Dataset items

========

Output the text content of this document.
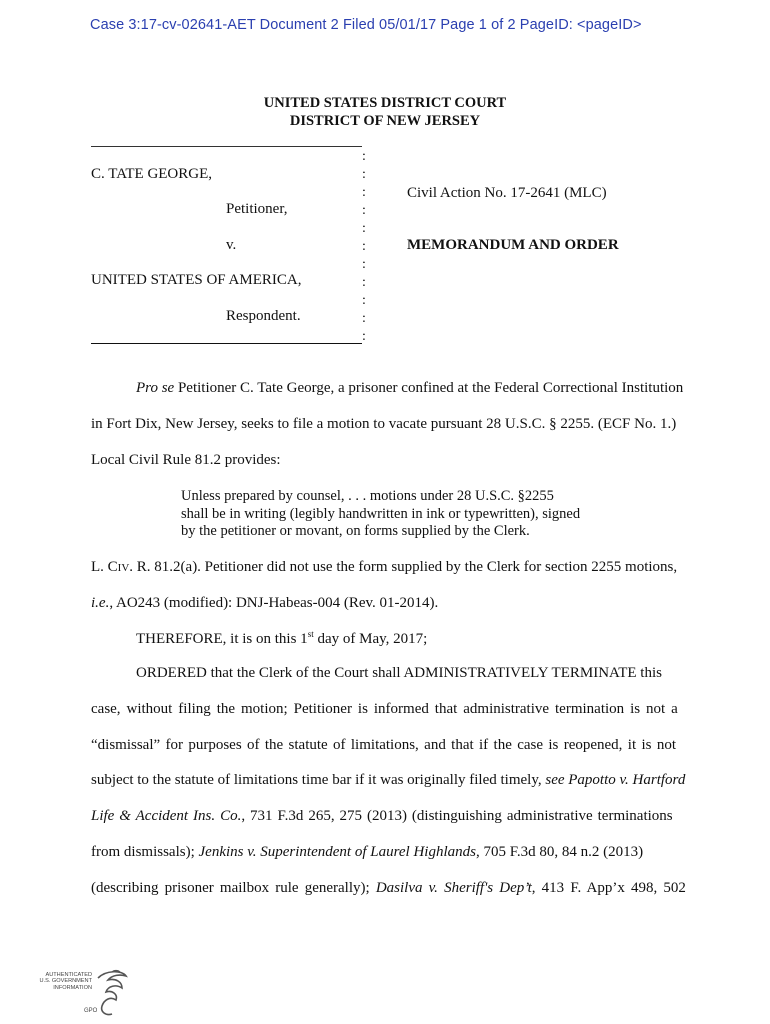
Case 3:17-cv-02641-AET Document 2 Filed 05/01/17 Page 1 of 2 PageID: <pageID>
UNITED STATES DISTRICT COURT
DISTRICT OF NEW JERSEY
:
:
:
:
:
:
:
:
:
:
:
C. TATE GEORGE,
Petitioner,
v.
UNITED STATES OF AMERICA,
Respondent.
Civil Action No. 17-2641 (MLC)
MEMORANDUM AND ORDER
Pro se Petitioner C. Tate George, a prisoner confined at the Federal Correctional Institution
in Fort Dix, New Jersey, seeks to file a motion to vacate pursuant 28 U.S.C. § 2255. (ECF No. 1.)
Local Civil Rule 81.2 provides:
Unless prepared by counsel, . . . motions under 28 U.S.C. §2255
shall be in writing (legibly handwritten in ink or typewritten), signed
by the petitioner or movant, on forms supplied by the Clerk.
L. Civ. R. 81.2(a). Petitioner did not use the form supplied by the Clerk for section 2255 motions,
i.e., AO243 (modified): DNJ-Habeas-004 (Rev. 01-2014).
THEREFORE, it is on this 1st day of May, 2017;
ORDERED that the Clerk of the Court shall ADMINISTRATIVELY TERMINATE this
case, without filing the motion; Petitioner is informed that administrative termination is not a
“dismissal” for purposes of the statute of limitations, and that if the case is reopened, it is not
subject to the statute of limitations time bar if it was originally filed timely, see Papotto v. Hartford
Life & Accident Ins. Co., 731 F.3d 265, 275 (2013) (distinguishing administrative terminations
from dismissals); Jenkins v. Superintendent of Laurel Highlands, 705 F.3d 80, 84 n.2 (2013)
(describing prisoner mailbox rule generally); Dasilva v. Sheriff's Dep’t, 413 F. App’x 498, 502
AUTHENTICATED
U.S. GOVERNMENT
INFORMATION
GPO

========

**Your instructions:** Search the listing for the string "prisoner". Copy each line where it turns up.

**Reply to the task:**
Pro se Petitioner C. Tate George, a prisoner confined at the Federal Correctional Institution
(describing prisoner mailbox rule generally); Dasilva v. Sheriff's Dep’t, 413 F. App’x 498, 502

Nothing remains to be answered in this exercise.